Records from a data source:
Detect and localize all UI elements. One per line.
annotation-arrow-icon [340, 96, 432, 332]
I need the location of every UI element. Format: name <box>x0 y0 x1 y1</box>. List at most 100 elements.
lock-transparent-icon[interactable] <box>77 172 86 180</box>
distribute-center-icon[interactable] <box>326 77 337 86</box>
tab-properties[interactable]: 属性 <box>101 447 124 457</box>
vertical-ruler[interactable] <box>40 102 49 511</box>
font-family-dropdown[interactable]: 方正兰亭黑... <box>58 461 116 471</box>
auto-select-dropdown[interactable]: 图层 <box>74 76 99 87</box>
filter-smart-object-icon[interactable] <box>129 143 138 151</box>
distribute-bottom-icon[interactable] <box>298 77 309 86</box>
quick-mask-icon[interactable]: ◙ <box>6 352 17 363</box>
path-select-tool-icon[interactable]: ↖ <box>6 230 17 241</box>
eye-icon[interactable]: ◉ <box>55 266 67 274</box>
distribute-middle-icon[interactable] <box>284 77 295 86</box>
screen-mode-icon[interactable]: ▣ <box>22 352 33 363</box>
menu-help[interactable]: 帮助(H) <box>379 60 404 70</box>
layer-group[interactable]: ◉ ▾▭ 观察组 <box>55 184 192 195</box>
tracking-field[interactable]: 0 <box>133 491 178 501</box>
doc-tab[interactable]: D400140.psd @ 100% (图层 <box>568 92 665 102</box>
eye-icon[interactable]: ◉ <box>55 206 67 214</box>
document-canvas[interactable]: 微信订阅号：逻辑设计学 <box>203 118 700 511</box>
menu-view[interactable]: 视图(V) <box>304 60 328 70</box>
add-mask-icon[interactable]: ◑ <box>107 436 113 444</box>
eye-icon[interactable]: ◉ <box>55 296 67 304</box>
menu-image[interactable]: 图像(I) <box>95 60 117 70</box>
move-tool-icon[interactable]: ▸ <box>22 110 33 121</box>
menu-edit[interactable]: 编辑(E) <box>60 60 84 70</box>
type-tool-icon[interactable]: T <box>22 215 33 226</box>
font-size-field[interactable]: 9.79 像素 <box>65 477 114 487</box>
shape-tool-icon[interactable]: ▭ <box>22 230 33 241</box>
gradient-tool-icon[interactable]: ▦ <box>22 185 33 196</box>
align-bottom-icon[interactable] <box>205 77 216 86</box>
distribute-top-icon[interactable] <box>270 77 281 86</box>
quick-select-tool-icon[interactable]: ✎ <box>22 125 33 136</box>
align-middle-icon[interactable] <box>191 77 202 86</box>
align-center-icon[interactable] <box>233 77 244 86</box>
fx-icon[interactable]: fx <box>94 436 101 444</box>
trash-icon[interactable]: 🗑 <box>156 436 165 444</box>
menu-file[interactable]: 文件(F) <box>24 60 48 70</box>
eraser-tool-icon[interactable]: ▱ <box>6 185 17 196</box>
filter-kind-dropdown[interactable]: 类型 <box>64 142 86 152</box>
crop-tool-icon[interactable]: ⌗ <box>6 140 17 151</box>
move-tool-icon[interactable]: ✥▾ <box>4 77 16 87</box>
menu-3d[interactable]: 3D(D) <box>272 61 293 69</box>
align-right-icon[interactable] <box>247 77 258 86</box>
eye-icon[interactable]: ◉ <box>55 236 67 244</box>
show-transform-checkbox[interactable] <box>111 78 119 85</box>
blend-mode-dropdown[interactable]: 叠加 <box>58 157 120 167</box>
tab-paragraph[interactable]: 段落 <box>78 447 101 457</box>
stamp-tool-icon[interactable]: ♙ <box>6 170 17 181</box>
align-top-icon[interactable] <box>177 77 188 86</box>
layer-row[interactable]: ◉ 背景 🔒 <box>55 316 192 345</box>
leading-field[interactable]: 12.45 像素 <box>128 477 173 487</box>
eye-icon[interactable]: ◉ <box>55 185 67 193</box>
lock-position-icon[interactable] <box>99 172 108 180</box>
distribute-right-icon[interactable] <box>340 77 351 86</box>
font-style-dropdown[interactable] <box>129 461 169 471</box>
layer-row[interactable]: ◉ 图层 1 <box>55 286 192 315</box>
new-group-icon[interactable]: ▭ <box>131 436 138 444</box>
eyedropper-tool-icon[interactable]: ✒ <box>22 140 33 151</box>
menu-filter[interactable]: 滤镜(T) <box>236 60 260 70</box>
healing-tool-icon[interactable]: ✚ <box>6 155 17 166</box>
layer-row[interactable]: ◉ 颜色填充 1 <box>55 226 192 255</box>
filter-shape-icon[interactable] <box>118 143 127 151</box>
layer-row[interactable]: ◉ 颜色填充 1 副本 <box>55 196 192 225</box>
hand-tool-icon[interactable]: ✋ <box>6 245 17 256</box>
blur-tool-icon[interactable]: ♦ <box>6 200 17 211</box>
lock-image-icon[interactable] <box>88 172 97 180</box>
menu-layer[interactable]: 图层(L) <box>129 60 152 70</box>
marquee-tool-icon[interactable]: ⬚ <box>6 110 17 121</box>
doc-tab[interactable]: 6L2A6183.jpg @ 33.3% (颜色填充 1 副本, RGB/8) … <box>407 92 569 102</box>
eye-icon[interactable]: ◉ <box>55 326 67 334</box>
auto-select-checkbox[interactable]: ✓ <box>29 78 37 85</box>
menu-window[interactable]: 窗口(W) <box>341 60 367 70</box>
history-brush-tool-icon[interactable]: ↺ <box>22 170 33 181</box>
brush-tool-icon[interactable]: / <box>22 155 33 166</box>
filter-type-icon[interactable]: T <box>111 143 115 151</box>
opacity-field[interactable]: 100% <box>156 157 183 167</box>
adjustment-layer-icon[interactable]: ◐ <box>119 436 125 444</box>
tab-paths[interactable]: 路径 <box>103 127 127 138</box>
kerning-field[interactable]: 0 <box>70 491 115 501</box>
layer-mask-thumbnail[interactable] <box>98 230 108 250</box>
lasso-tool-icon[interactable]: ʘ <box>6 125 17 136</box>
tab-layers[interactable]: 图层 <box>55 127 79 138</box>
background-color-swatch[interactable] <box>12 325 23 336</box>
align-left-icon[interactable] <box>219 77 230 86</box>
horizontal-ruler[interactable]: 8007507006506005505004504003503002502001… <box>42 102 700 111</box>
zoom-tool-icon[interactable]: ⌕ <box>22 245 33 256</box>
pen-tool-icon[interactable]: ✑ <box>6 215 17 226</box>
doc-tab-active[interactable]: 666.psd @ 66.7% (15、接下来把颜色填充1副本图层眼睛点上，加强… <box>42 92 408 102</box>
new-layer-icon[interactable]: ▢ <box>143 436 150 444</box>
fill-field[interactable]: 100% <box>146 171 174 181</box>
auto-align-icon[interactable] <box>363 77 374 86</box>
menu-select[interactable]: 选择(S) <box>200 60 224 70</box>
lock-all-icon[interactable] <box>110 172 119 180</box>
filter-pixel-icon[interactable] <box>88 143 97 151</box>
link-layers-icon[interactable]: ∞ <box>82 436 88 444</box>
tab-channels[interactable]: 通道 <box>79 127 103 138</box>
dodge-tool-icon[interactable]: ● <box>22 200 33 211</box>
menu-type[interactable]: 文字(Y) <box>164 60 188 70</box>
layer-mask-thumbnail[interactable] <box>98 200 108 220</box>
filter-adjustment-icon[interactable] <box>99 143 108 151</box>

## Exercise requirements
Copy every line of the records above without changing a single character.

## Result of this exercise
Detect and localize all UI elements. One per line.
annotation-arrow-icon [340, 96, 432, 332]
I need the location of every UI element. Format: name <box>x0 y0 x1 y1</box>. List at most 100 elements.
lock-transparent-icon[interactable] <box>77 172 86 180</box>
distribute-center-icon[interactable] <box>326 77 337 86</box>
tab-properties[interactable]: 属性 <box>101 447 124 457</box>
vertical-ruler[interactable] <box>40 102 49 511</box>
font-family-dropdown[interactable]: 方正兰亭黑... <box>58 461 116 471</box>
auto-select-dropdown[interactable]: 图层 <box>74 76 99 87</box>
filter-smart-object-icon[interactable] <box>129 143 138 151</box>
distribute-bottom-icon[interactable] <box>298 77 309 86</box>
quick-mask-icon[interactable]: ◙ <box>6 352 17 363</box>
path-select-tool-icon[interactable]: ↖ <box>6 230 17 241</box>
eye-icon[interactable]: ◉ <box>55 266 67 274</box>
distribute-middle-icon[interactable] <box>284 77 295 86</box>
screen-mode-icon[interactable]: ▣ <box>22 352 33 363</box>
menu-help[interactable]: 帮助(H) <box>379 60 404 70</box>
layer-group[interactable]: ◉ ▾▭ 观察组 <box>55 184 192 195</box>
tracking-field[interactable]: 0 <box>133 491 178 501</box>
doc-tab[interactable]: D400140.psd @ 100% (图层 <box>568 92 665 102</box>
eye-icon[interactable]: ◉ <box>55 206 67 214</box>
document-canvas[interactable]: 微信订阅号：逻辑设计学 <box>203 118 700 511</box>
menu-view[interactable]: 视图(V) <box>304 60 328 70</box>
add-mask-icon[interactable]: ◑ <box>107 436 113 444</box>
eye-icon[interactable]: ◉ <box>55 296 67 304</box>
menu-image[interactable]: 图像(I) <box>95 60 117 70</box>
move-tool-icon[interactable]: ▸ <box>22 110 33 121</box>
menu-edit[interactable]: 编辑(E) <box>60 60 84 70</box>
type-tool-icon[interactable]: T <box>22 215 33 226</box>
font-size-field[interactable]: 9.79 像素 <box>65 477 114 487</box>
shape-tool-icon[interactable]: ▭ <box>22 230 33 241</box>
gradient-tool-icon[interactable]: ▦ <box>22 185 33 196</box>
align-bottom-icon[interactable] <box>205 77 216 86</box>
distribute-top-icon[interactable] <box>270 77 281 86</box>
quick-select-tool-icon[interactable]: ✎ <box>22 125 33 136</box>
align-middle-icon[interactable] <box>191 77 202 86</box>
align-center-icon[interactable] <box>233 77 244 86</box>
fx-icon[interactable]: fx <box>94 436 101 444</box>
trash-icon[interactable]: 🗑 <box>156 436 165 444</box>
menu-file[interactable]: 文件(F) <box>24 60 48 70</box>
eraser-tool-icon[interactable]: ▱ <box>6 185 17 196</box>
filter-kind-dropdown[interactable]: 类型 <box>64 142 86 152</box>
crop-tool-icon[interactable]: ⌗ <box>6 140 17 151</box>
move-tool-icon[interactable]: ✥▾ <box>4 77 16 87</box>
menu-3d[interactable]: 3D(D) <box>272 61 293 69</box>
align-right-icon[interactable] <box>247 77 258 86</box>
eye-icon[interactable]: ◉ <box>55 236 67 244</box>
show-transform-checkbox[interactable] <box>111 78 119 85</box>
blend-mode-dropdown[interactable]: 叠加 <box>58 157 120 167</box>
tab-paragraph[interactable]: 段落 <box>78 447 101 457</box>
stamp-tool-icon[interactable]: ♙ <box>6 170 17 181</box>
align-top-icon[interactable] <box>177 77 188 86</box>
layer-row[interactable]: ◉ 背景 🔒 <box>55 316 192 345</box>
leading-field[interactable]: 12.45 像素 <box>128 477 173 487</box>
eye-icon[interactable]: ◉ <box>55 185 67 193</box>
lock-position-icon[interactable] <box>99 172 108 180</box>
distribute-right-icon[interactable] <box>340 77 351 86</box>
font-style-dropdown[interactable] <box>129 461 169 471</box>
layer-row[interactable]: ◉ 图层 1 <box>55 286 192 315</box>
new-group-icon[interactable]: ▭ <box>131 436 138 444</box>
eyedropper-tool-icon[interactable]: ✒ <box>22 140 33 151</box>
menu-filter[interactable]: 滤镜(T) <box>236 60 260 70</box>
healing-tool-icon[interactable]: ✚ <box>6 155 17 166</box>
layer-row[interactable]: ◉ 颜色填充 1 <box>55 226 192 255</box>
filter-shape-icon[interactable] <box>118 143 127 151</box>
layer-row[interactable]: ◉ 颜色填充 1 副本 <box>55 196 192 225</box>
hand-tool-icon[interactable]: ✋ <box>6 245 17 256</box>
blur-tool-icon[interactable]: ♦ <box>6 200 17 211</box>
lock-image-icon[interactable] <box>88 172 97 180</box>
menu-layer[interactable]: 图层(L) <box>129 60 152 70</box>
marquee-tool-icon[interactable]: ⬚ <box>6 110 17 121</box>
doc-tab[interactable]: 6L2A6183.jpg @ 33.3% (颜色填充 1 副本, RGB/8) … <box>407 92 569 102</box>
eye-icon[interactable]: ◉ <box>55 326 67 334</box>
auto-select-checkbox[interactable]: ✓ <box>29 78 37 85</box>
menu-window[interactable]: 窗口(W) <box>341 60 367 70</box>
history-brush-tool-icon[interactable]: ↺ <box>22 170 33 181</box>
brush-tool-icon[interactable]: / <box>22 155 33 166</box>
filter-type-icon[interactable]: T <box>111 143 115 151</box>
opacity-field[interactable]: 100% <box>156 157 183 167</box>
adjustment-layer-icon[interactable]: ◐ <box>119 436 125 444</box>
tab-paths[interactable]: 路径 <box>103 127 127 138</box>
kerning-field[interactable]: 0 <box>70 491 115 501</box>
layer-mask-thumbnail[interactable] <box>98 230 108 250</box>
lasso-tool-icon[interactable]: ʘ <box>6 125 17 136</box>
tab-layers[interactable]: 图层 <box>55 127 79 138</box>
background-color-swatch[interactable] <box>12 325 23 336</box>
align-left-icon[interactable] <box>219 77 230 86</box>
horizontal-ruler[interactable]: 8007507006506005505004504003503002502001… <box>42 102 700 111</box>
zoom-tool-icon[interactable]: ⌕ <box>22 245 33 256</box>
pen-tool-icon[interactable]: ✑ <box>6 215 17 226</box>
doc-tab-active[interactable]: 666.psd @ 66.7% (15、接下来把颜色填充1副本图层眼睛点上，加强… <box>42 92 408 102</box>
new-layer-icon[interactable]: ▢ <box>143 436 150 444</box>
fill-field[interactable]: 100% <box>146 171 174 181</box>
auto-align-icon[interactable] <box>363 77 374 86</box>
menu-select[interactable]: 选择(S) <box>200 60 224 70</box>
lock-all-icon[interactable] <box>110 172 119 180</box>
filter-pixel-icon[interactable] <box>88 143 97 151</box>
link-layers-icon[interactable]: ∞ <box>82 436 88 444</box>
tab-channels[interactable]: 通道 <box>79 127 103 138</box>
dodge-tool-icon[interactable]: ● <box>22 200 33 211</box>
menu-type[interactable]: 文字(Y) <box>164 60 188 70</box>
layer-mask-thumbnail[interactable] <box>98 200 108 220</box>
filter-adjustment-icon[interactable] <box>99 143 108 151</box>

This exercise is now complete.